Requirement A.
List the authors named in the ADGAN project description.
Requirement B.
Continue the ADGAN project description from the point where it stops.

Provided text.
■ ■ ■ ■ ■ ■ ■

ADGAN - The Implementation of paper Controllable Person Image Synthesis with Attribute-Decomposed GAN

Overview

ADGAN

PyTorch | project page | paper

PyTorch implementation for controllable person image synthesis.

Controllable Person Image Synthesis with Attribute-Decomposed GAN
Yifang Men, Yiming Mao, Yuning Jiang, Wei-Ying Ma, Zhouhui Lian, Peking University & ByteDance AI Lab, CVPR 2020(Oral).

Component Attribute Transfer

Pose Transfer

Requirement

  • python 3
  • pytorch(>=1.0)
  • torchvision
  • numpy
  • scipy
  • scikit-image
  • pillow
  • pandas
  • tqdm
  • dominate

Getting Started

You can directly download our generated images (in Deepfashion) from Google Drive.

Installation

  • Clone this repo:
git clone https://github.com/menyifang/ADGAN.git
cd ADGAN

Data Preperation

We use DeepFashion dataset and provide our dataset split files, extracted keypoints files and extracted segmentation files for convience.

The dataset structure is recommended as:

+—deepfashion
|   +—fashion_resize
|       +--train (files in 'train.lst')
|          +-- e.g. fashionMENDenimid0000008001_1front.jpg
|       +--test (files in 'test.lst')
|          +-- e.g. fashionMENDenimid0000056501_1front.jpg
|       +--trainK(keypoints of person images)

■ ■ ■ ■ ■ ■ ■

Given data.

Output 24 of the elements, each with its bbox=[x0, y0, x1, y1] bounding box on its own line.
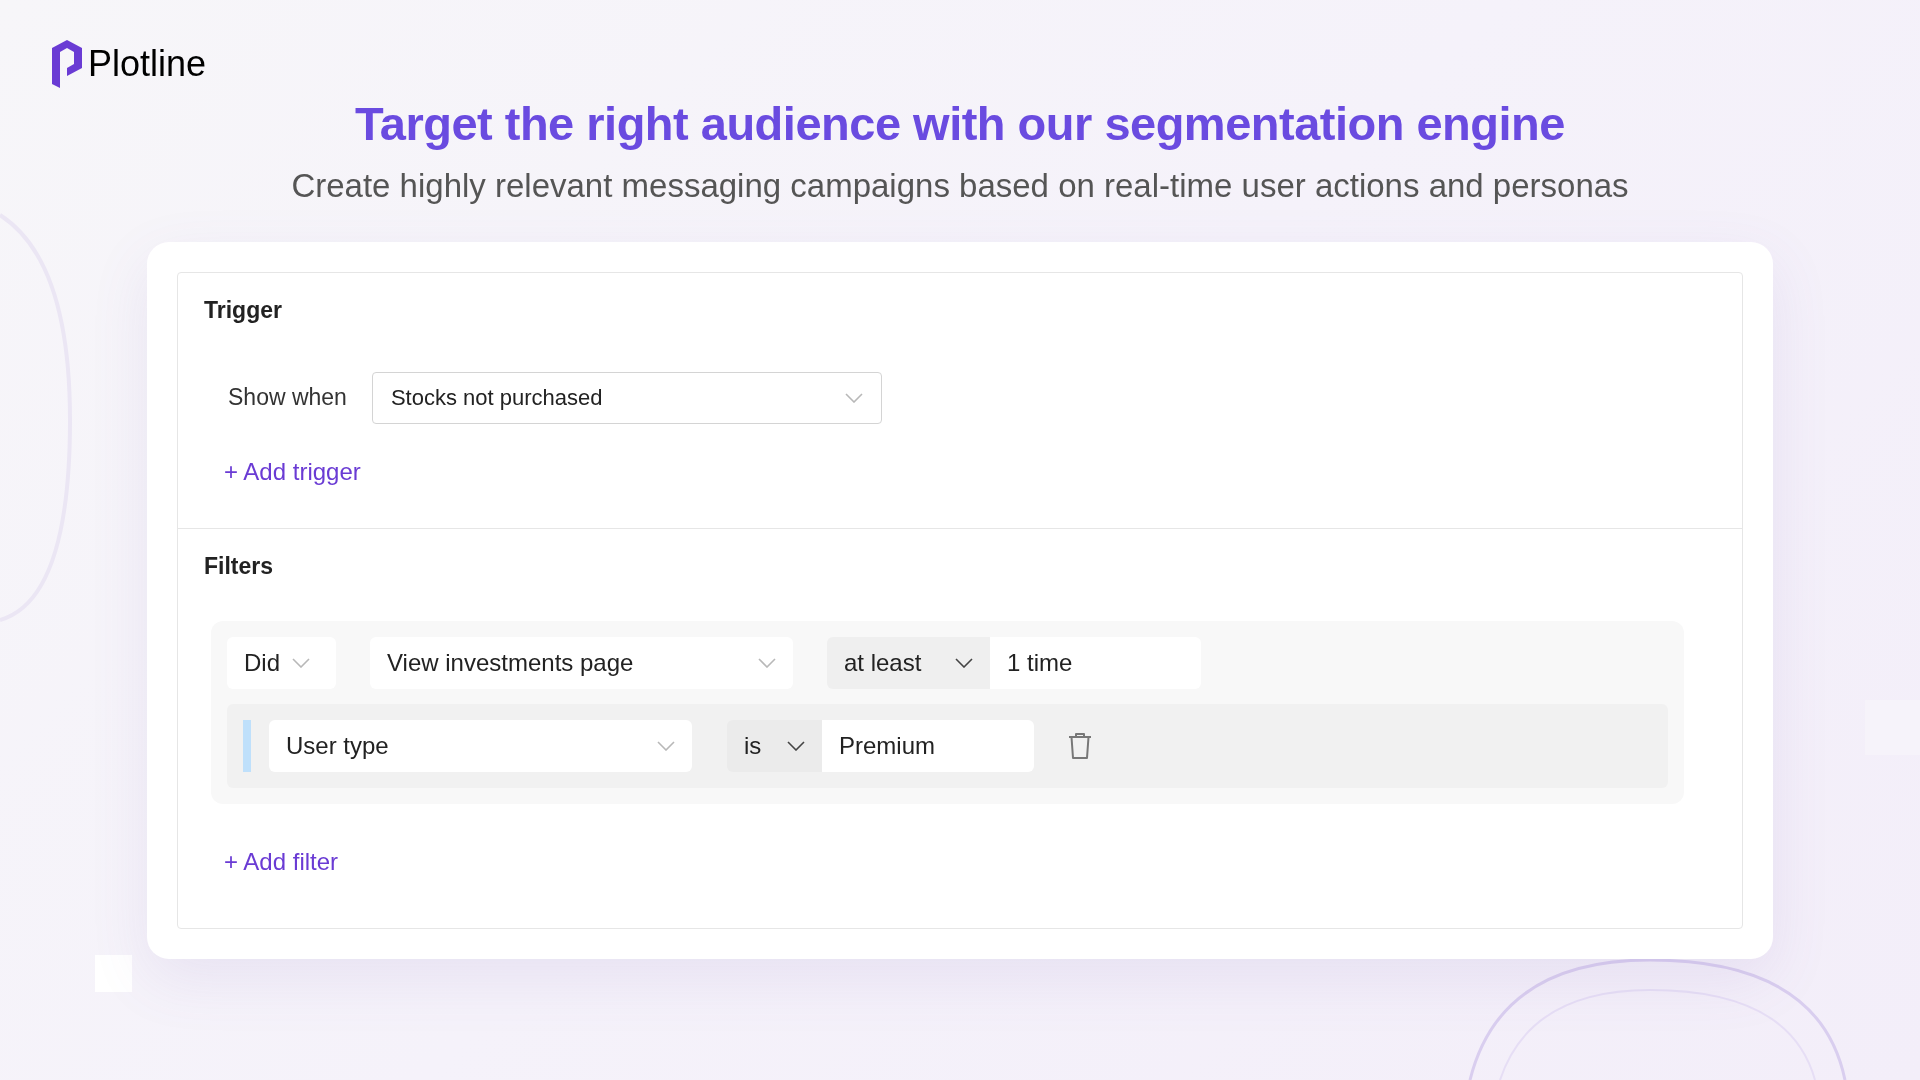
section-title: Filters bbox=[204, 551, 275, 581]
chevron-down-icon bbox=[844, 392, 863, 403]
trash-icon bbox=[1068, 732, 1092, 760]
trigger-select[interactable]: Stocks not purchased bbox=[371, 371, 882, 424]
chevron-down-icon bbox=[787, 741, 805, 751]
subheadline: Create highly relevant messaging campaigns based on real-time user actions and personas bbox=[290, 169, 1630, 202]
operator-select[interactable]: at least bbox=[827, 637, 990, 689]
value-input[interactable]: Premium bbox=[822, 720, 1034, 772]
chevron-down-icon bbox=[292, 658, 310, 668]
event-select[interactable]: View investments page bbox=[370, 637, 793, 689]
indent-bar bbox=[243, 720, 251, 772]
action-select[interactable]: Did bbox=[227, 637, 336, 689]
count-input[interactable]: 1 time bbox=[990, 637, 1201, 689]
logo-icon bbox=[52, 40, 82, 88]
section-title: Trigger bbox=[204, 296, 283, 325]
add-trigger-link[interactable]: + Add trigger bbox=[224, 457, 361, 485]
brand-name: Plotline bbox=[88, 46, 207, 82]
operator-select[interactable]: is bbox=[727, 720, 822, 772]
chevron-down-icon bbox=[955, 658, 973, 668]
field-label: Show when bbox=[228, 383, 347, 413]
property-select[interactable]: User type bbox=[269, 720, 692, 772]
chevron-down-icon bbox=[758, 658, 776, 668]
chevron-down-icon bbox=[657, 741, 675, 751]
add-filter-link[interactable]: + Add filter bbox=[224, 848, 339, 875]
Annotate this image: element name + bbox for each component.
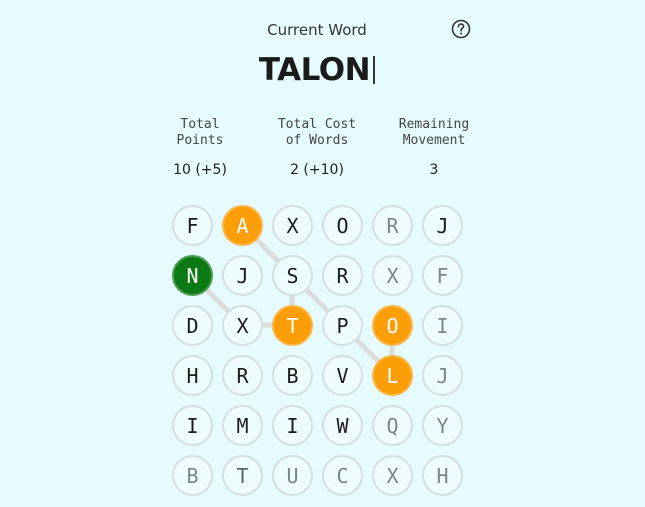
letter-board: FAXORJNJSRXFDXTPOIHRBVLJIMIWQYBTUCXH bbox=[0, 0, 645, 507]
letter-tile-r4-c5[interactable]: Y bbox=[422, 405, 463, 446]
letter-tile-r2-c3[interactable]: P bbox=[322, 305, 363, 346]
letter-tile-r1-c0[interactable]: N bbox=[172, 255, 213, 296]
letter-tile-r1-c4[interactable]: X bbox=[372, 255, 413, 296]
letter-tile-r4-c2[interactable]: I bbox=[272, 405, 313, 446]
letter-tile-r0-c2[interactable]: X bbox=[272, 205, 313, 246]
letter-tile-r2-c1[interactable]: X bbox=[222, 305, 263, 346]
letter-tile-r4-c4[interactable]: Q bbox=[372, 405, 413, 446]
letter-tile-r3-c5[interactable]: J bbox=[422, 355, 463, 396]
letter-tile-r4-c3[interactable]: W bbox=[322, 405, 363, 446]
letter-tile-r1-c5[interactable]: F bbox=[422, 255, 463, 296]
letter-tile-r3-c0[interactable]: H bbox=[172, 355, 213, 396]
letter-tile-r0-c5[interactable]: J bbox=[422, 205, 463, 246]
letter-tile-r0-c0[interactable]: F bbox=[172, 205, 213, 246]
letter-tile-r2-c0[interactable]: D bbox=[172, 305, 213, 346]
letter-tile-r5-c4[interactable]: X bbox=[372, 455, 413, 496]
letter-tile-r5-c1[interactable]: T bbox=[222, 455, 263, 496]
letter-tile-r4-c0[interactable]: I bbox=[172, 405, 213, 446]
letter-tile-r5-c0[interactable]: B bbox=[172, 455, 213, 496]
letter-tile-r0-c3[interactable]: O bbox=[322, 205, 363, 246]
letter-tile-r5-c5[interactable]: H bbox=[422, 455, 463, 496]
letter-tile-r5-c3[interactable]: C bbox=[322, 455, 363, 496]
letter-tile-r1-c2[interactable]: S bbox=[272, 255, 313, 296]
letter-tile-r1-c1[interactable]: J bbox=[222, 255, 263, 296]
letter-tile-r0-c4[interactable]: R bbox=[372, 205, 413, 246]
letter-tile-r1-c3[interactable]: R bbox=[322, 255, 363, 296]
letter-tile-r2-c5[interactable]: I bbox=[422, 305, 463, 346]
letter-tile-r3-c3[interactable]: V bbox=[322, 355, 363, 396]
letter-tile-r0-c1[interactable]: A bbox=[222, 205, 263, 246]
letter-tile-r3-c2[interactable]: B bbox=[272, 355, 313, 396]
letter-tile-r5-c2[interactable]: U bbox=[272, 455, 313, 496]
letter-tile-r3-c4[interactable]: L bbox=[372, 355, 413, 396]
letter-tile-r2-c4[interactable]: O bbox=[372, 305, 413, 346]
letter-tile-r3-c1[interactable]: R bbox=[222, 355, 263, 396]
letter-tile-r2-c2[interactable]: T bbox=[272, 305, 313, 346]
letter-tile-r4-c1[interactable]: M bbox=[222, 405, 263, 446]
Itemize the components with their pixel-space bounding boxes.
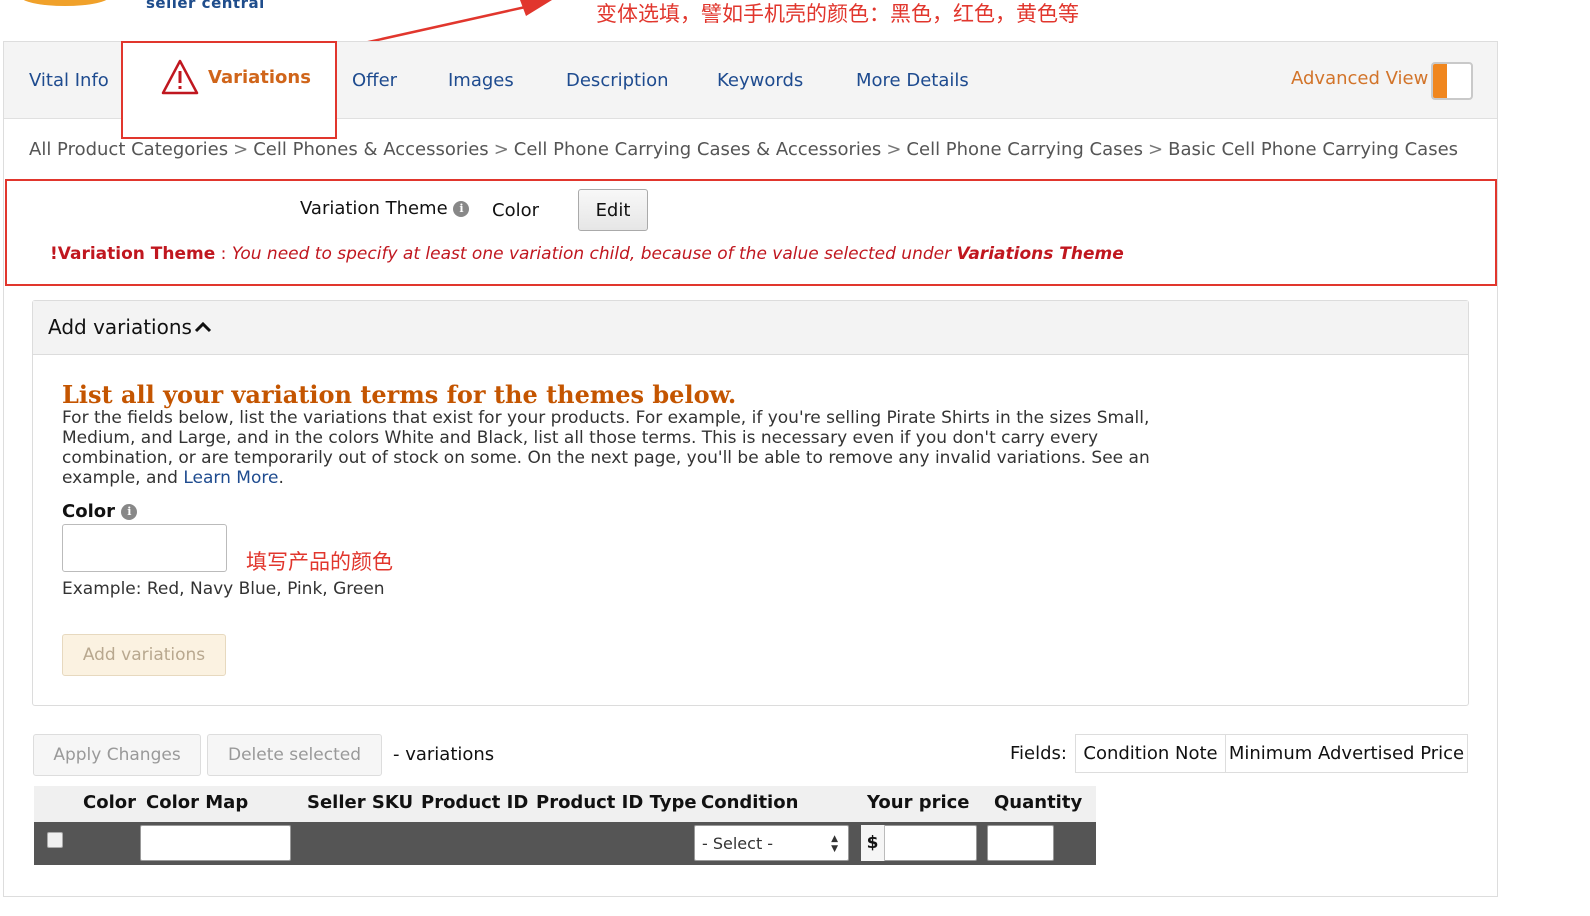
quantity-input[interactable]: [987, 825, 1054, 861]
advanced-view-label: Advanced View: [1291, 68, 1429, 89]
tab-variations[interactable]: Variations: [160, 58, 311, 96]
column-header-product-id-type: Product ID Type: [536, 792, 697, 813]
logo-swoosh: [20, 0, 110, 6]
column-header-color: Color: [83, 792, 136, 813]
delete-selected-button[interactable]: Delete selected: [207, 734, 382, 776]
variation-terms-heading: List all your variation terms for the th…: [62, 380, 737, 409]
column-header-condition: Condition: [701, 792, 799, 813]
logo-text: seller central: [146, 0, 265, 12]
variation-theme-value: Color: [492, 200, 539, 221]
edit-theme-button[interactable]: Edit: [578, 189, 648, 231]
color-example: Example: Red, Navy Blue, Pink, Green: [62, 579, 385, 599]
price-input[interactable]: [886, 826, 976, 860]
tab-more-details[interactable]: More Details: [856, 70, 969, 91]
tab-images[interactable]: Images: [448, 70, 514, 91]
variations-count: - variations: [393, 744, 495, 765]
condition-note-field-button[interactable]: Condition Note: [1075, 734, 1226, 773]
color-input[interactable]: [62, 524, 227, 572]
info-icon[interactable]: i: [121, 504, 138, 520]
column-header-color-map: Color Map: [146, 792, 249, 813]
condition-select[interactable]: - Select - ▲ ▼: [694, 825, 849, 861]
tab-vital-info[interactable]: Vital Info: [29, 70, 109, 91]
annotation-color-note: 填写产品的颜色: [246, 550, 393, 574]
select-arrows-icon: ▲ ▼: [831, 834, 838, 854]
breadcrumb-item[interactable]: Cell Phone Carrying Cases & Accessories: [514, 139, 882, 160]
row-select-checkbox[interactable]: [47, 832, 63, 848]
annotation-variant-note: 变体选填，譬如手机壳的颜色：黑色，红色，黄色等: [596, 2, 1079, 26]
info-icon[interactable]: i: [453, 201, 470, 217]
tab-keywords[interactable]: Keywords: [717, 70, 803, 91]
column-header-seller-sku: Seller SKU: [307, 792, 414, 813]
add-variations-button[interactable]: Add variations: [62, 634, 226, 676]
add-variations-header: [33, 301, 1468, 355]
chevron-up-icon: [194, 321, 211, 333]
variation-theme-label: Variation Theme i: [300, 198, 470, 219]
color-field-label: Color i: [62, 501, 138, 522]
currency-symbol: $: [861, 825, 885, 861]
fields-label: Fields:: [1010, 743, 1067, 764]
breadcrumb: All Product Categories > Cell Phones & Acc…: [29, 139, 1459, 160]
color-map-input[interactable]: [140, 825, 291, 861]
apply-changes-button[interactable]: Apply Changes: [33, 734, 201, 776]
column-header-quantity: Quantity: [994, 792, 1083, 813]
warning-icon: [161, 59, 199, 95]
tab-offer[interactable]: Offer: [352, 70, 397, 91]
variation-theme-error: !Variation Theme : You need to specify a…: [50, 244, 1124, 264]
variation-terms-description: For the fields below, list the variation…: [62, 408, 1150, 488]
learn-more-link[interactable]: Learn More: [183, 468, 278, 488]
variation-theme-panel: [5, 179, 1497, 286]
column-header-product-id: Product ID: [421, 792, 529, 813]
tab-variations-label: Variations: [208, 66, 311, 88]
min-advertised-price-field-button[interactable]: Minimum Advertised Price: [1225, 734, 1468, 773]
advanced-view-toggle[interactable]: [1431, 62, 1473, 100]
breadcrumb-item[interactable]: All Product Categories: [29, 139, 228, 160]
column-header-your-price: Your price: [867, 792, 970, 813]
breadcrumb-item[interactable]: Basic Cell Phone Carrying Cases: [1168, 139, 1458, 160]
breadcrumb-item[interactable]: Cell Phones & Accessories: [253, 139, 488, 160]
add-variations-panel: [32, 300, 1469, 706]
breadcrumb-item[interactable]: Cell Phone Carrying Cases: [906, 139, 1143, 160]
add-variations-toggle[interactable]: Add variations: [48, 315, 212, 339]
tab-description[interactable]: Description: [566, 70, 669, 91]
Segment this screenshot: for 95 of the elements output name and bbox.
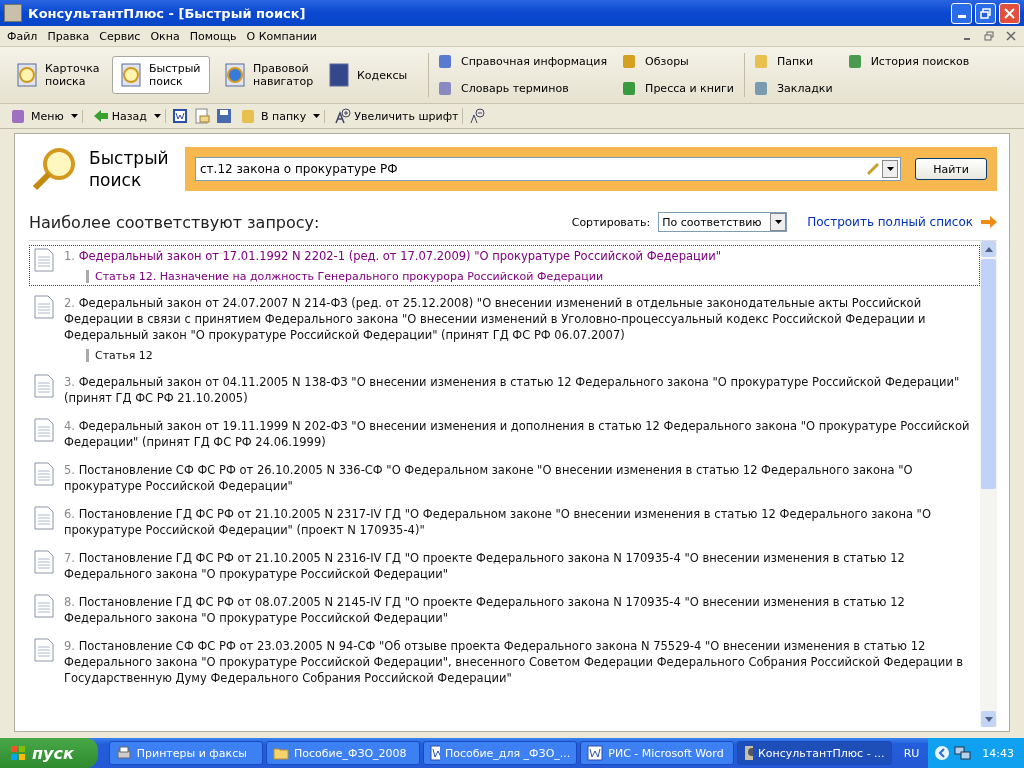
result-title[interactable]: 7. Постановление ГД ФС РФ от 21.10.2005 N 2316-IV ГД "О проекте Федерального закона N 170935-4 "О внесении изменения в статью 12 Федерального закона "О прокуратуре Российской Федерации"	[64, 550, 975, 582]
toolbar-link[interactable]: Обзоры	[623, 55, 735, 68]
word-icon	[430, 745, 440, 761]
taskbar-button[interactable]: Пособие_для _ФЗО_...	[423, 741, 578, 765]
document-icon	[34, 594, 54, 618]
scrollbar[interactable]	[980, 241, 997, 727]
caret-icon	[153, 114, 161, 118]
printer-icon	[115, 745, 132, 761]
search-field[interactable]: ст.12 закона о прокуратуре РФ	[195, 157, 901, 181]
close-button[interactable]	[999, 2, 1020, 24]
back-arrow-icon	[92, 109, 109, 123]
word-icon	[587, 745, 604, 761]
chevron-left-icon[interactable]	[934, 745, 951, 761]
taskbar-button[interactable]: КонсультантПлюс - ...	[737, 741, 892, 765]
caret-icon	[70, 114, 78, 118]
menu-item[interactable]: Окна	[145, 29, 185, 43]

■ ■ ■ ■ ■ ■ ■

Expected output A.
Yifang Men, Yiming Mao, Yuning Jiang, Wei-Ying Ma, Zhouhui Lian

Expected output B.
|          +-- e.g. fashionMENDenimid0000008001_1front.jpg.npy
|       +--testK
|          +-- e.g. fashionMENDenimid0000056501_1front.jpg.npy
|   +—semantic_merge
|   +—fashion-resize-pairs-train.csv
|   +—fashion-resize-pairs-test.csv
|   +—fashion-resize-annotation-pairs-train.csv
|   +—fashion-resize-annotation-pairs-test.csv
|   +—train.lst
|   +—test.lst
|   +—vgg19-dcbb9e9d.pth
|   +—vgg_conv.pth
...
  1. Person images
python tool/generate_fashion_datasets.py

Note: In our settings, we crop the images of DeepFashion into the resolution of 176x256 in a center-crop manner.

  1. Keypoints files
  • Download train/test pairs and train/test key points annotations from Google Drive, including fashion-resize-pairs-train.csv, fashion-resize-pairs-test.csv, fashion-resize-annotation-train.csv, fashion-resize-annotation-train.csv. Put these four files under the deepfashion directory.
  • Generate the pose heatmaps. Launch
python tool/generate_pose_map_fashion.py
  1. Segmentation files
  • Extract human segmentation results from existing human parser (e.g. Look into Person) and merge into 8 categories. Our segmentation results are provided in Google Drive, including ‘semantic_merge2’ and ‘semantic_merge3’ in different merge manner. Put one of them under the deepfashion directory.

Optionally, you can also generate these files by yourself.

  1. Keypoints files

We use OpenPose to generate keypoints.

  • Download pose estimator from Google Drive. Put it under the root folder ADGAN.
  • Change the paths input_folder and output_path in tool/compute_coordinates.py. And then launch
python2 compute_coordinates.py
  1. Dataset split files
python2 tool/create_pairs_dataset.py

Train a model

bash ./scripts/train.sh 

Test a model

Download our pretrained model from Google Drive. Modify your data path and launch

bash ./scripts/test.sh 

Evaluation

We adopt SSIM, IS, DS, CX for evaluation. This part is finished by Yiming Mao.

1) SSIM

For evaluation, Tensorflow 1.4.1(python3) is required.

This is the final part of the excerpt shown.